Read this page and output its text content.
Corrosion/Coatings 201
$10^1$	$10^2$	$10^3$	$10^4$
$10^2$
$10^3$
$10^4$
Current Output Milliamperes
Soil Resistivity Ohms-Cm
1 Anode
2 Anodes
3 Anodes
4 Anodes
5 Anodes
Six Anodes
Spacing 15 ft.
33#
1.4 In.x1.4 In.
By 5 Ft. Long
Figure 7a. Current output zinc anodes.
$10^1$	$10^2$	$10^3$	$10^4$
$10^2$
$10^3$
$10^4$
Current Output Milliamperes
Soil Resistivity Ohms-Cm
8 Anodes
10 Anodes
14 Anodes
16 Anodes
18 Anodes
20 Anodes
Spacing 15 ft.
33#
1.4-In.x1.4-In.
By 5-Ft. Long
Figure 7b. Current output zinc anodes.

·····

• **WRITTEN REQUEST**
Write out all the data again, exactly as it appears.

• **TASK SOLUTION**
Read this page and output its text content.
Corrosion/Coatings 201
$10^1$	$10^2$	$10^3$	$10^4$
$10^2$
$10^3$
$10^4$
Current Output Milliamperes
Soil Resistivity Ohms-Cm
1 Anode
2 Anodes
3 Anodes
4 Anodes
5 Anodes
Six Anodes
Spacing 15 ft.
33#
1.4 In.x1.4 In.
By 5 Ft. Long
Figure 7a. Current output zinc anodes.
$10^1$	$10^2$	$10^3$	$10^4$
$10^2$
$10^3$
$10^4$
Current Output Milliamperes
Soil Resistivity Ohms-Cm
8 Anodes
10 Anodes
14 Anodes
16 Anodes
18 Anodes
20 Anodes
Spacing 15 ft.
33#
1.4-In.x1.4-In.
By 5-Ft. Long
Figure 7b. Current output zinc anodes.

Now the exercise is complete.